[Data tied to figure images]
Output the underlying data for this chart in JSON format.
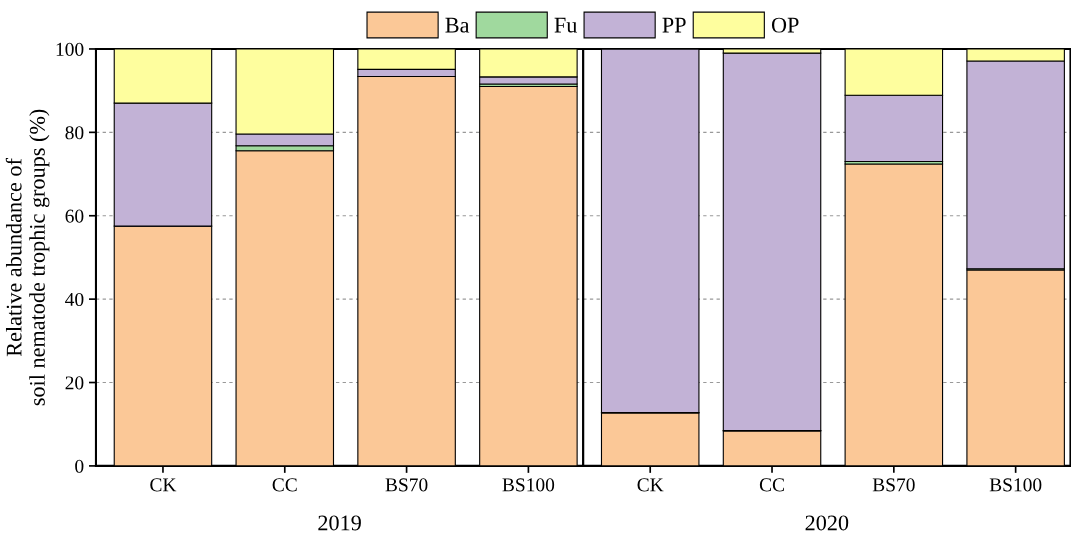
{
  "chart_data": [
    {
      "type": "bar",
      "stacked": true,
      "xlabel": "2019",
      "ylabel": "Relative abundance of\nsoil nematode trophic groups (%)",
      "categories": [
        "CK",
        "CC",
        "BS70",
        "BS100"
      ],
      "ylim": [
        0,
        100
      ],
      "yticks": [
        0,
        20,
        40,
        60,
        80,
        100
      ],
      "grid": "y",
      "legend": "top",
      "series": [
        {
          "name": "Ba",
          "color": "#fbc897",
          "values": [
            57.5,
            75.6,
            93.4,
            91.0
          ]
        },
        {
          "name": "Fu",
          "color": "#a0d99e",
          "values": [
            null,
            1.2,
            null,
            0.6
          ]
        },
        {
          "name": "PP",
          "color": "#c2b2d6",
          "values": [
            29.5,
            2.8,
            1.7,
            1.7
          ]
        },
        {
          "name": "OP",
          "color": "#fefe9e",
          "values": [
            13.0,
            20.4,
            4.9,
            6.7
          ]
        }
      ]
    },
    {
      "type": "bar",
      "stacked": true,
      "xlabel": "2020",
      "categories": [
        "CK",
        "CC",
        "BS70",
        "BS100"
      ],
      "ylim": [
        0,
        100
      ],
      "yticks": [
        0,
        20,
        40,
        60,
        80,
        100
      ],
      "grid": "y",
      "tick_labels": "x",
      "series": [
        {
          "color": "#fbc897",
          "values": [
            12.7,
            8.4,
            72.4,
            47.0
          ]
        },
        {
          "color": "#a0d99e",
          "values": [
            0.1,
            0.1,
            0.6,
            0.3
          ]
        },
        {
          "color": "#c2b2d6",
          "values": [
            87.2,
            90.5,
            15.9,
            49.8
          ]
        },
        {
          "color": "#fefe9e",
          "values": [
            null,
            1.0,
            11.1,
            2.9
          ]
        }
      ]
    }
  ]
}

● What you have to do:
Return every line of the records exactly as given, pictures excluded.

● Expected answer:
Output the underlying data for this chart in JSON format.
{
  "chart_data": [
    {
      "type": "bar",
      "stacked": true,
      "xlabel": "2019",
      "ylabel": "Relative abundance of\nsoil nematode trophic groups (%)",
      "categories": [
        "CK",
        "CC",
        "BS70",
        "BS100"
      ],
      "ylim": [
        0,
        100
      ],
      "yticks": [
        0,
        20,
        40,
        60,
        80,
        100
      ],
      "grid": "y",
      "legend": "top",
      "series": [
        {
          "name": "Ba",
          "color": "#fbc897",
          "values": [
            57.5,
            75.6,
            93.4,
            91.0
          ]
        },
        {
          "name": "Fu",
          "color": "#a0d99e",
          "values": [
            null,
            1.2,
            null,
            0.6
          ]
        },
        {
          "name": "PP",
          "color": "#c2b2d6",
          "values": [
            29.5,
            2.8,
            1.7,
            1.7
          ]
        },
        {
          "name": "OP",
          "color": "#fefe9e",
          "values": [
            13.0,
            20.4,
            4.9,
            6.7
          ]
        }
      ]
    },
    {
      "type": "bar",
      "stacked": true,
      "xlabel": "2020",
      "categories": [
        "CK",
        "CC",
        "BS70",
        "BS100"
      ],
      "ylim": [
        0,
        100
      ],
      "yticks": [
        0,
        20,
        40,
        60,
        80,
        100
      ],
      "grid": "y",
      "tick_labels": "x",
      "series": [
        {
          "color": "#fbc897",
          "values": [
            12.7,
            8.4,
            72.4,
            47.0
          ]
        },
        {
          "color": "#a0d99e",
          "values": [
            0.1,
            0.1,
            0.6,
            0.3
          ]
        },
        {
          "color": "#c2b2d6",
          "values": [
            87.2,
            90.5,
            15.9,
            49.8
          ]
        },
        {
          "color": "#fefe9e",
          "values": [
            null,
            1.0,
            11.1,
            2.9
          ]
        }
      ]
    }
  ]
}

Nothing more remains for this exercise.